__Stated goal__: Write out each line exactly as it stands, please.

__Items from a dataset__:
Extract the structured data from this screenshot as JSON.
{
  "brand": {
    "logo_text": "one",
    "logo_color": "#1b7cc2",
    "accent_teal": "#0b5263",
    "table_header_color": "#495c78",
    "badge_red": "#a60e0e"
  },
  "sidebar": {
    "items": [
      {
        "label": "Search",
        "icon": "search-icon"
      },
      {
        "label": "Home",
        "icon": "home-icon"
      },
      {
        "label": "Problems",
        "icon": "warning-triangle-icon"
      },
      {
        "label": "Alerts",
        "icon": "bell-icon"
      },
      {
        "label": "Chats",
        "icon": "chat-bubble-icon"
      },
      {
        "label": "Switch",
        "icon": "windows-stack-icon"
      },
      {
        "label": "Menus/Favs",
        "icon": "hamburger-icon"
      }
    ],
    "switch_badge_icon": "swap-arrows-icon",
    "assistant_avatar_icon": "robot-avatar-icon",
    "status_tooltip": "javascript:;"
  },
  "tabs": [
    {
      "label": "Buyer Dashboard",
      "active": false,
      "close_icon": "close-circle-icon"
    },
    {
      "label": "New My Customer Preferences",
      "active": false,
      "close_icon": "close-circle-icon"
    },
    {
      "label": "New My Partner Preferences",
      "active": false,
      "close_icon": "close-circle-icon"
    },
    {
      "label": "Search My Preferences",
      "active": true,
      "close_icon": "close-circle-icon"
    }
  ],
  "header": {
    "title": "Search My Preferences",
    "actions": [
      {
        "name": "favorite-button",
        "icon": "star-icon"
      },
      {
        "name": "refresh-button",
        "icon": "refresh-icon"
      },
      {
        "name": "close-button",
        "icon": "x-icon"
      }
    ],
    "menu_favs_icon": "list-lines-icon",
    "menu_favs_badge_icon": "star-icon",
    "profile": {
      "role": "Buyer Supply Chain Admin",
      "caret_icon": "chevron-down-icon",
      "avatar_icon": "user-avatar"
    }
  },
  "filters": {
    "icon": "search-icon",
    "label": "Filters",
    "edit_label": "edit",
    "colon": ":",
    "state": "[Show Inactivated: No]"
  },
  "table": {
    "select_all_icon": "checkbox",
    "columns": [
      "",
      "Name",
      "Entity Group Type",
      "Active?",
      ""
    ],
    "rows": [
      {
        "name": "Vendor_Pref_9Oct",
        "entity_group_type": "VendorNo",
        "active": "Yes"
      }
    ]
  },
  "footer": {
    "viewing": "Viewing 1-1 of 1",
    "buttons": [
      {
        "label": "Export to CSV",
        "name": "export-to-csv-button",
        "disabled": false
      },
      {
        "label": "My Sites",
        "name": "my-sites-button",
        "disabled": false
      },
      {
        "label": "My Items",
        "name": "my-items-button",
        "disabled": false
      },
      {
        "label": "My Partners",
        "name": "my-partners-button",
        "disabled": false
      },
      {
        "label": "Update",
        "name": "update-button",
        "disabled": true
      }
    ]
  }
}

__The output__:
Extract the structured data from this screenshot as JSON.
{
  "brand": {
    "logo_text": "one",
    "logo_color": "#1b7cc2",
    "accent_teal": "#0b5263",
    "table_header_color": "#495c78",
    "badge_red": "#a60e0e"
  },
  "sidebar": {
    "items": [
      {
        "label": "Search",
        "icon": "search-icon"
      },
      {
        "label": "Home",
        "icon": "home-icon"
      },
      {
        "label": "Problems",
        "icon": "warning-triangle-icon"
      },
      {
        "label": "Alerts",
        "icon": "bell-icon"
      },
      {
        "label": "Chats",
        "icon": "chat-bubble-icon"
      },
      {
        "label": "Switch",
        "icon": "windows-stack-icon"
      },
      {
        "label": "Menus/Favs",
        "icon": "hamburger-icon"
      }
    ],
    "switch_badge_icon": "swap-arrows-icon",
    "assistant_avatar_icon": "robot-avatar-icon",
    "status_tooltip": "javascript:;"
  },
  "tabs": [
    {
      "label": "Buyer Dashboard",
      "active": false,
      "close_icon": "close-circle-icon"
    },
    {
      "label": "New My Customer Preferences",
      "active": false,
      "close_icon": "close-circle-icon"
    },
    {
      "label": "New My Partner Preferences",
      "active": false,
      "close_icon": "close-circle-icon"
    },
    {
      "label": "Search My Preferences",
      "active": true,
      "close_icon": "close-circle-icon"
    }
  ],
  "header": {
    "title": "Search My Preferences",
    "actions": [
      {
        "name": "favorite-button",
        "icon": "star-icon"
      },
      {
        "name": "refresh-button",
        "icon": "refresh-icon"
      },
      {
        "name": "close-button",
        "icon": "x-icon"
      }
    ],
    "menu_favs_icon": "list-lines-icon",
    "menu_favs_badge_icon": "star-icon",
    "profile": {
      "role": "Buyer Supply Chain Admin",
      "caret_icon": "chevron-down-icon",
      "avatar_icon": "user-avatar"
    }
  },
  "filters": {
    "icon": "search-icon",
    "label": "Filters",
    "edit_label": "edit",
    "colon": ":",
    "state": "[Show Inactivated: No]"
  },
  "table": {
    "select_all_icon": "checkbox",
    "columns": [
      "",
      "Name",
      "Entity Group Type",
      "Active?",
      ""
    ],
    "rows": [
      {
        "name": "Vendor_Pref_9Oct",
        "entity_group_type": "VendorNo",
        "active": "Yes"
      }
    ]
  },
  "footer": {
    "viewing": "Viewing 1-1 of 1",
    "buttons": [
      {
        "label": "Export to CSV",
        "name": "export-to-csv-button",
        "disabled": false
      },
      {
        "label": "My Sites",
        "name": "my-sites-button",
        "disabled": false
      },
      {
        "label": "My Items",
        "name": "my-items-button",
        "disabled": false
      },
      {
        "label": "My Partners",
        "name": "my-partners-button",
        "disabled": false
      },
      {
        "label": "Update",
        "name": "update-button",
        "disabled": true
      }
    ]
  }
}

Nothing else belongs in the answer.